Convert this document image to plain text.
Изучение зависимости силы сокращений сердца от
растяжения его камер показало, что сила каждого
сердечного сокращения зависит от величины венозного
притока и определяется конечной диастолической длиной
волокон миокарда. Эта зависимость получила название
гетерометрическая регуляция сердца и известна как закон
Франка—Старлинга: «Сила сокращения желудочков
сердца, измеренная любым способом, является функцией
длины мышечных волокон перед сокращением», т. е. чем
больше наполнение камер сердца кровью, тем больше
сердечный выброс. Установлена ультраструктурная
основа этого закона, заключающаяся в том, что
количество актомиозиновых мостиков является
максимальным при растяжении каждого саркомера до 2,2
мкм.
--------
> [What this task involves] Transcribe all of the material exactly. Omit nothing.

> [Answer for this exercise]
Convert this document image to plain text.
Изучение зависимости силы сокращений сердца от
растяжения его камер показало, что сила каждого
сердечного сокращения зависит от величины венозного
притока и определяется конечной диастолической длиной
волокон миокарда. Эта зависимость получила название
гетерометрическая регуляция сердца и известна как закон
Франка—Старлинга: «Сила сокращения желудочков
сердца, измеренная любым способом, является функцией
длины мышечных волокон перед сокращением», т. е. чем
больше наполнение камер сердца кровью, тем больше
сердечный выброс. Установлена ультраструктурная
основа этого закона, заключающаяся в том, что
количество актомиозиновых мостиков является
максимальным при растяжении каждого саркомера до 2,2
мкм.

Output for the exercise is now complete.